-- BEGIN Records --
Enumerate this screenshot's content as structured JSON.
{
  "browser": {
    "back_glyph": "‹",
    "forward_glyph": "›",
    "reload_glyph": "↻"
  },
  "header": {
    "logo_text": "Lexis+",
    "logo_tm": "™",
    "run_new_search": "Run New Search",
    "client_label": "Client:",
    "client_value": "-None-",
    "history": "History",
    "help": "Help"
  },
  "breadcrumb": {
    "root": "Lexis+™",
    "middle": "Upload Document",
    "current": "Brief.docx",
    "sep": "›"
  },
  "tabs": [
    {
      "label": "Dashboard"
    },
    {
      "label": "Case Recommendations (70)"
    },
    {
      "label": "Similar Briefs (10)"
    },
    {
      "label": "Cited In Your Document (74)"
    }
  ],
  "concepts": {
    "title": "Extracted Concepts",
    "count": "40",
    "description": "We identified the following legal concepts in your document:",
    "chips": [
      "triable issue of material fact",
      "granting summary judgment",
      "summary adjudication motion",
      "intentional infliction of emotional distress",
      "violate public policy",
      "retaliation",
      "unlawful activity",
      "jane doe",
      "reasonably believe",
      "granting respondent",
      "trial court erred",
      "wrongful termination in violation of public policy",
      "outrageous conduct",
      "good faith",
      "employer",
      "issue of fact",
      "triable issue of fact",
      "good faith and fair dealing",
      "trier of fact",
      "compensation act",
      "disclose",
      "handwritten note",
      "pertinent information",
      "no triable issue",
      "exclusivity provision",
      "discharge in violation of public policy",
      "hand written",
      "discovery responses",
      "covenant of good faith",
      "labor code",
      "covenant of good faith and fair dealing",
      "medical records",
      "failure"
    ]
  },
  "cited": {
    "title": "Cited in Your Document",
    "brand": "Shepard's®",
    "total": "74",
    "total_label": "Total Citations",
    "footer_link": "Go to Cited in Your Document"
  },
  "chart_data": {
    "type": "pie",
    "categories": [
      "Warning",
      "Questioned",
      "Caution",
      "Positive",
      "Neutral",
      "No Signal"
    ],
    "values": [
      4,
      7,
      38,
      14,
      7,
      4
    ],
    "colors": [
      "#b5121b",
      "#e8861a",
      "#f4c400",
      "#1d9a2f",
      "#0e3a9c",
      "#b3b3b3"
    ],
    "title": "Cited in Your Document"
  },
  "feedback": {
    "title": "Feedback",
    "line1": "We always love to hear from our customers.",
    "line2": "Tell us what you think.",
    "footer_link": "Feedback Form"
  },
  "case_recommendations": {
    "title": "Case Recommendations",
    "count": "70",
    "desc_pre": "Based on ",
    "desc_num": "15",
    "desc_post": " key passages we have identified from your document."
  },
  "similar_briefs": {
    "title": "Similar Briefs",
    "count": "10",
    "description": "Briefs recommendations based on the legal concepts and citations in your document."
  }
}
-- END Records --
- **Work instructions**: Write out every line exactly as it stands.

- **Solution below**:
Enumerate this screenshot's content as structured JSON.
{
  "browser": {
    "back_glyph": "‹",
    "forward_glyph": "›",
    "reload_glyph": "↻"
  },
  "header": {
    "logo_text": "Lexis+",
    "logo_tm": "™",
    "run_new_search": "Run New Search",
    "client_label": "Client:",
    "client_value": "-None-",
    "history": "History",
    "help": "Help"
  },
  "breadcrumb": {
    "root": "Lexis+™",
    "middle": "Upload Document",
    "current": "Brief.docx",
    "sep": "›"
  },
  "tabs": [
    {
      "label": "Dashboard"
    },
    {
      "label": "Case Recommendations (70)"
    },
    {
      "label": "Similar Briefs (10)"
    },
    {
      "label": "Cited In Your Document (74)"
    }
  ],
  "concepts": {
    "title": "Extracted Concepts",
    "count": "40",
    "description": "We identified the following legal concepts in your document:",
    "chips": [
      "triable issue of material fact",
      "granting summary judgment",
      "summary adjudication motion",
      "intentional infliction of emotional distress",
      "violate public policy",
      "retaliation",
      "unlawful activity",
      "jane doe",
      "reasonably believe",
      "granting respondent",
      "trial court erred",
      "wrongful termination in violation of public policy",
      "outrageous conduct",
      "good faith",
      "employer",
      "issue of fact",
      "triable issue of fact",
      "good faith and fair dealing",
      "trier of fact",
      "compensation act",
      "disclose",
      "handwritten note",
      "pertinent information",
      "no triable issue",
      "exclusivity provision",
      "discharge in violation of public policy",
      "hand written",
      "discovery responses",
      "covenant of good faith",
      "labor code",
      "covenant of good faith and fair dealing",
      "medical records",
      "failure"
    ]
  },
  "cited": {
    "title": "Cited in Your Document",
    "brand": "Shepard's®",
    "total": "74",
    "total_label": "Total Citations",
    "footer_link": "Go to Cited in Your Document"
  },
  "chart_data": {
    "type": "pie",
    "categories": [
      "Warning",
      "Questioned",
      "Caution",
      "Positive",
      "Neutral",
      "No Signal"
    ],
    "values": [
      4,
      7,
      38,
      14,
      7,
      4
    ],
    "colors": [
      "#b5121b",
      "#e8861a",
      "#f4c400",
      "#1d9a2f",
      "#0e3a9c",
      "#b3b3b3"
    ],
    "title": "Cited in Your Document"
  },
  "feedback": {
    "title": "Feedback",
    "line1": "We always love to hear from our customers.",
    "line2": "Tell us what you think.",
    "footer_link": "Feedback Form"
  },
  "case_recommendations": {
    "title": "Case Recommendations",
    "count": "70",
    "desc_pre": "Based on ",
    "desc_num": "15",
    "desc_post": " key passages we have identified from your document."
  },
  "similar_briefs": {
    "title": "Similar Briefs",
    "count": "10",
    "description": "Briefs recommendations based on the legal concepts and citations in your document."
  }
}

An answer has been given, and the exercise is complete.